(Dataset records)
((
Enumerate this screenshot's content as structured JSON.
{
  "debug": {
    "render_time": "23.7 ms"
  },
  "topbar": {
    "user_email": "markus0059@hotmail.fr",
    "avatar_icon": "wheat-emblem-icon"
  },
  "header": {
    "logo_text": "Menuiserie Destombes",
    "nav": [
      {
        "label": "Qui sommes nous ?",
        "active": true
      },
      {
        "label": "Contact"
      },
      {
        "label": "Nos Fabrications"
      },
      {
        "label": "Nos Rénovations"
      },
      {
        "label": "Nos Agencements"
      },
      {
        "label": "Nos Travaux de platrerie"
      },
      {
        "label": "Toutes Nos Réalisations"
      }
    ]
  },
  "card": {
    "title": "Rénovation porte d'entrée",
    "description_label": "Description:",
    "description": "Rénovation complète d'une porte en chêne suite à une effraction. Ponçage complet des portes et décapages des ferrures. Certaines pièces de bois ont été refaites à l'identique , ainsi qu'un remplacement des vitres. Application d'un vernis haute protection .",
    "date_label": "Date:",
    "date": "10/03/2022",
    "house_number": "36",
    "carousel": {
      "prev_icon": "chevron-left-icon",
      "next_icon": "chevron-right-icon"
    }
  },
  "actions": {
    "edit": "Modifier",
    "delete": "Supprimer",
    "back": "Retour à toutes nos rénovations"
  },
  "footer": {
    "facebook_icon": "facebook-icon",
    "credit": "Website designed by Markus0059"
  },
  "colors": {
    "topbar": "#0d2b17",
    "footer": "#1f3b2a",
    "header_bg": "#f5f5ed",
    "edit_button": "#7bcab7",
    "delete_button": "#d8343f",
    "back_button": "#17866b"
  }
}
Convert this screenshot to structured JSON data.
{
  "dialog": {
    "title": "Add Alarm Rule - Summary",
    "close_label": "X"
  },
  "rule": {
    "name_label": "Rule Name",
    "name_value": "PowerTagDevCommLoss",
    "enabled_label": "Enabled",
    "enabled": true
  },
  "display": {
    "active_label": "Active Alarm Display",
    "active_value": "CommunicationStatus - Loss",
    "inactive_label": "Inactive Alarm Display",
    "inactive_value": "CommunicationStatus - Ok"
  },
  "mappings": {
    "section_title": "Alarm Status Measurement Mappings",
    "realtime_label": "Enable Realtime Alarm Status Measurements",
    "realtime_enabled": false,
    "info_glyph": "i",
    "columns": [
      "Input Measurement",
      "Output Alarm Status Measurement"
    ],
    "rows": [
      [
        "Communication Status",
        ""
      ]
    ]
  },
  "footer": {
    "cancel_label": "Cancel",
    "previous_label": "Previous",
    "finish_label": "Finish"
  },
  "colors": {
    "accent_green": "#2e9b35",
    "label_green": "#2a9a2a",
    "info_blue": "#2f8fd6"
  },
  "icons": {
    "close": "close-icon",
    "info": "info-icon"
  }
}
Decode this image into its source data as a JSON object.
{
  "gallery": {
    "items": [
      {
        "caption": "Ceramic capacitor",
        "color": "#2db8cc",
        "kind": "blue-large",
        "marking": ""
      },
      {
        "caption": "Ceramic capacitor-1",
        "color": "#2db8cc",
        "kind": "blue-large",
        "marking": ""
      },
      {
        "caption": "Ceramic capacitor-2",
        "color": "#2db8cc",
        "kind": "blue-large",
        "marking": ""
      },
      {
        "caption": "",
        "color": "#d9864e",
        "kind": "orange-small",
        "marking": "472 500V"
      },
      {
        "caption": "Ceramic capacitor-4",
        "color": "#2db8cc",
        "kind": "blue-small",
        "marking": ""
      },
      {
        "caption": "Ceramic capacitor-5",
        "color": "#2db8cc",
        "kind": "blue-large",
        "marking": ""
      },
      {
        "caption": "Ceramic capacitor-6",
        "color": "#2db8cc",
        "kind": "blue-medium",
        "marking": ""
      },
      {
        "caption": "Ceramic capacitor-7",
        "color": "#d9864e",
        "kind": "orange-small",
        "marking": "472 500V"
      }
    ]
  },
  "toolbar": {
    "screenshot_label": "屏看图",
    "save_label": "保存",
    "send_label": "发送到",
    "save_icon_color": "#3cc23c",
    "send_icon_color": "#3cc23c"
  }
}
))
◆ Directions ◆
Above are some records; repeat all of them exactly.

◆ Full response ◆
Enumerate this screenshot's content as structured JSON.
{
  "debug": {
    "render_time": "23.7 ms"
  },
  "topbar": {
    "user_email": "markus0059@hotmail.fr",
    "avatar_icon": "wheat-emblem-icon"
  },
  "header": {
    "logo_text": "Menuiserie Destombes",
    "nav": [
      {
        "label": "Qui sommes nous ?",
        "active": true
      },
      {
        "label": "Contact"
      },
      {
        "label": "Nos Fabrications"
      },
      {
        "label": "Nos Rénovations"
      },
      {
        "label": "Nos Agencements"
      },
      {
        "label": "Nos Travaux de platrerie"
      },
      {
        "label": "Toutes Nos Réalisations"
      }
    ]
  },
  "card": {
    "title": "Rénovation porte d'entrée",
    "description_label": "Description:",
    "description": "Rénovation complète d'une porte en chêne suite à une effraction. Ponçage complet des portes et décapages des ferrures. Certaines pièces de bois ont été refaites à l'identique , ainsi qu'un remplacement des vitres. Application d'un vernis haute protection .",
    "date_label": "Date:",
    "date": "10/03/2022",
    "house_number": "36",
    "carousel": {
      "prev_icon": "chevron-left-icon",
      "next_icon": "chevron-right-icon"
    }
  },
  "actions": {
    "edit": "Modifier",
    "delete": "Supprimer",
    "back": "Retour à toutes nos rénovations"
  },
  "footer": {
    "facebook_icon": "facebook-icon",
    "credit": "Website designed by Markus0059"
  },
  "colors": {
    "topbar": "#0d2b17",
    "footer": "#1f3b2a",
    "header_bg": "#f5f5ed",
    "edit_button": "#7bcab7",
    "delete_button": "#d8343f",
    "back_button": "#17866b"
  }
}
Convert this screenshot to structured JSON data.
{
  "dialog": {
    "title": "Add Alarm Rule - Summary",
    "close_label": "X"
  },
  "rule": {
    "name_label": "Rule Name",
    "name_value": "PowerTagDevCommLoss",
    "enabled_label": "Enabled",
    "enabled": true
  },
  "display": {
    "active_label": "Active Alarm Display",
    "active_value": "CommunicationStatus - Loss",
    "inactive_label": "Inactive Alarm Display",
    "inactive_value": "CommunicationStatus - Ok"
  },
  "mappings": {
    "section_title": "Alarm Status Measurement Mappings",
    "realtime_label": "Enable Realtime Alarm Status Measurements",
    "realtime_enabled": false,
    "info_glyph": "i",
    "columns": [
      "Input Measurement",
      "Output Alarm Status Measurement"
    ],
    "rows": [
      [
        "Communication Status",
        ""
      ]
    ]
  },
  "footer": {
    "cancel_label": "Cancel",
    "previous_label": "Previous",
    "finish_label": "Finish"
  },
  "colors": {
    "accent_green": "#2e9b35",
    "label_green": "#2a9a2a",
    "info_blue": "#2f8fd6"
  },
  "icons": {
    "close": "close-icon",
    "info": "info-icon"
  }
}
Decode this image into its source data as a JSON object.
{
  "gallery": {
    "items": [
      {
        "caption": "Ceramic capacitor",
        "color": "#2db8cc",
        "kind": "blue-large",
        "marking": ""
      },
      {
        "caption": "Ceramic capacitor-1",
        "color": "#2db8cc",
        "kind": "blue-large",
        "marking": ""
      },
      {
        "caption": "Ceramic capacitor-2",
        "color": "#2db8cc",
        "kind": "blue-large",
        "marking": ""
      },
      {
        "caption": "",
        "color": "#d9864e",
        "kind": "orange-small",
        "marking": "472 500V"
      },
      {
        "caption": "Ceramic capacitor-4",
        "color": "#2db8cc",
        "kind": "blue-small",
        "marking": ""
      },
      {
        "caption": "Ceramic capacitor-5",
        "color": "#2db8cc",
        "kind": "blue-large",
        "marking": ""
      },
      {
        "caption": "Ceramic capacitor-6",
        "color": "#2db8cc",
        "kind": "blue-medium",
        "marking": ""
      },
      {
        "caption": "Ceramic capacitor-7",
        "color": "#d9864e",
        "kind": "orange-small",
        "marking": "472 500V"
      }
    ]
  },
  "toolbar": {
    "screenshot_label": "屏看图",
    "save_label": "保存",
    "send_label": "发送到",
    "save_icon_color": "#3cc23c",
    "send_icon_color": "#3cc23c"
  }
}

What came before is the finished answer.